(Saved data entries)
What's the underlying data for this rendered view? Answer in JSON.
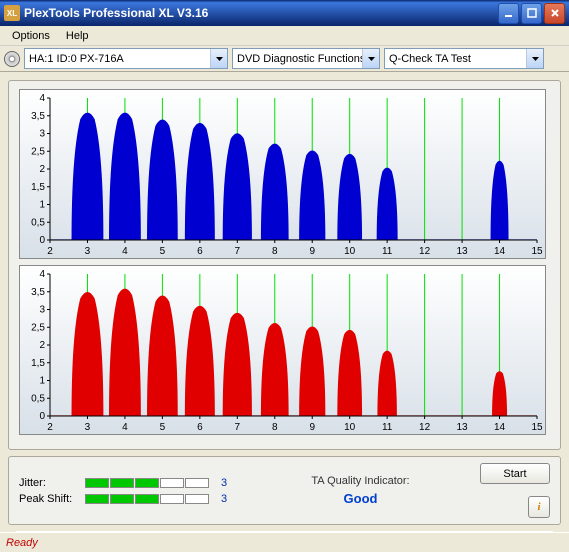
{
  "window": {
    "title": "PlexTools Professional XL V3.16"
  },
  "menu": {
    "options": "Options",
    "help": "Help"
  },
  "toolbar": {
    "drive": "HA:1 ID:0  PX-716A",
    "function": "DVD Diagnostic Functions",
    "test": "Q-Check TA Test"
  },
  "chart_top": {
    "type": "histogram-peaks",
    "color": "#0000d0",
    "grid_color": "#00e000",
    "bg_gradient": [
      "#ffffff",
      "#d8e0e8"
    ],
    "ylim": [
      0,
      4
    ],
    "ytick_step": 0.5,
    "xlim": [
      2,
      15
    ],
    "xtick_step": 1,
    "yticks": [
      "0",
      "0,5",
      "1",
      "1,5",
      "2",
      "2,5",
      "3",
      "3,5",
      "4"
    ],
    "xticks": [
      "2",
      "3",
      "4",
      "5",
      "6",
      "7",
      "8",
      "9",
      "10",
      "11",
      "12",
      "13",
      "14",
      "15"
    ],
    "peaks": [
      {
        "x": 3,
        "h": 3.7,
        "w": 0.85
      },
      {
        "x": 4,
        "h": 3.7,
        "w": 0.85
      },
      {
        "x": 5,
        "h": 3.5,
        "w": 0.82
      },
      {
        "x": 6,
        "h": 3.4,
        "w": 0.8
      },
      {
        "x": 7,
        "h": 3.1,
        "w": 0.78
      },
      {
        "x": 8,
        "h": 2.8,
        "w": 0.74
      },
      {
        "x": 9,
        "h": 2.6,
        "w": 0.7
      },
      {
        "x": 10,
        "h": 2.5,
        "w": 0.66
      },
      {
        "x": 11,
        "h": 2.1,
        "w": 0.56
      },
      {
        "x": 14,
        "h": 2.3,
        "w": 0.48
      }
    ],
    "axis_fontsize": 10
  },
  "chart_bottom": {
    "type": "histogram-peaks",
    "color": "#e00000",
    "grid_color": "#00e000",
    "bg_gradient": [
      "#ffffff",
      "#d8e0e8"
    ],
    "ylim": [
      0,
      4
    ],
    "ytick_step": 0.5,
    "xlim": [
      2,
      15
    ],
    "xtick_step": 1,
    "yticks": [
      "0",
      "0,5",
      "1",
      "1,5",
      "2",
      "2,5",
      "3",
      "3,5",
      "4"
    ],
    "xticks": [
      "2",
      "3",
      "4",
      "5",
      "6",
      "7",
      "8",
      "9",
      "10",
      "11",
      "12",
      "13",
      "14",
      "15"
    ],
    "peaks": [
      {
        "x": 3,
        "h": 3.6,
        "w": 0.85
      },
      {
        "x": 4,
        "h": 3.7,
        "w": 0.85
      },
      {
        "x": 5,
        "h": 3.5,
        "w": 0.82
      },
      {
        "x": 6,
        "h": 3.2,
        "w": 0.8
      },
      {
        "x": 7,
        "h": 3.0,
        "w": 0.78
      },
      {
        "x": 8,
        "h": 2.7,
        "w": 0.74
      },
      {
        "x": 9,
        "h": 2.6,
        "w": 0.7
      },
      {
        "x": 10,
        "h": 2.5,
        "w": 0.66
      },
      {
        "x": 11,
        "h": 1.9,
        "w": 0.52
      },
      {
        "x": 14,
        "h": 1.3,
        "w": 0.4
      }
    ],
    "axis_fontsize": 10
  },
  "metrics": {
    "jitter_label": "Jitter:",
    "jitter_value": "3",
    "jitter_bars": 3,
    "jitter_total": 5,
    "peakshift_label": "Peak Shift:",
    "peakshift_value": "3",
    "peakshift_bars": 3,
    "peakshift_total": 5,
    "bar_on_color": "#00c800",
    "value_color": "#0030aa"
  },
  "quality": {
    "label": "TA Quality Indicator:",
    "value": "Good",
    "value_color": "#0040d0"
  },
  "buttons": {
    "start": "Start"
  },
  "status": {
    "text": "Ready",
    "color": "#c00000"
  }
}
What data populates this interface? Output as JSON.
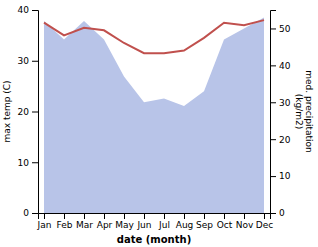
{
  "chart_data": {
    "type": "line",
    "categories": [
      "Jan",
      "Feb",
      "Mar",
      "Apr",
      "May",
      "Jun",
      "Jul",
      "Aug",
      "Sep",
      "Oct",
      "Nov",
      "Dec"
    ],
    "xlabel": "date (month)",
    "ylabel": "max temp (C)",
    "y2label": "med. precipitation\n(kg/m2)",
    "ylim": [
      0,
      40
    ],
    "yticks": [
      0,
      10,
      20,
      30,
      40
    ],
    "y2lim": [
      0,
      55
    ],
    "y2ticks": [
      0,
      10,
      20,
      30,
      40,
      50
    ],
    "series": [
      {
        "type": "area",
        "axis": "y2",
        "color": "#b8c4e8",
        "values": [
          52.0,
          47.0,
          52.0,
          47.0,
          37.0,
          30.0,
          31.0,
          29.0,
          33.0,
          47.0,
          50.0,
          53.0
        ]
      },
      {
        "type": "line",
        "color": "#c0504d",
        "values": [
          37.5,
          35.0,
          36.5,
          36.0,
          33.5,
          31.5,
          31.5,
          32.0,
          34.5,
          37.5,
          37.0,
          38.0
        ]
      }
    ]
  }
}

_TASK STATEMENT_
Make a list of all lines in the data that contain "type".

_RESULT OF THE TASK_
    "type": "histogram-peaks",
    "type": "histogram-peaks",
    "type": "line",
        "type": "area",
        "type": "line",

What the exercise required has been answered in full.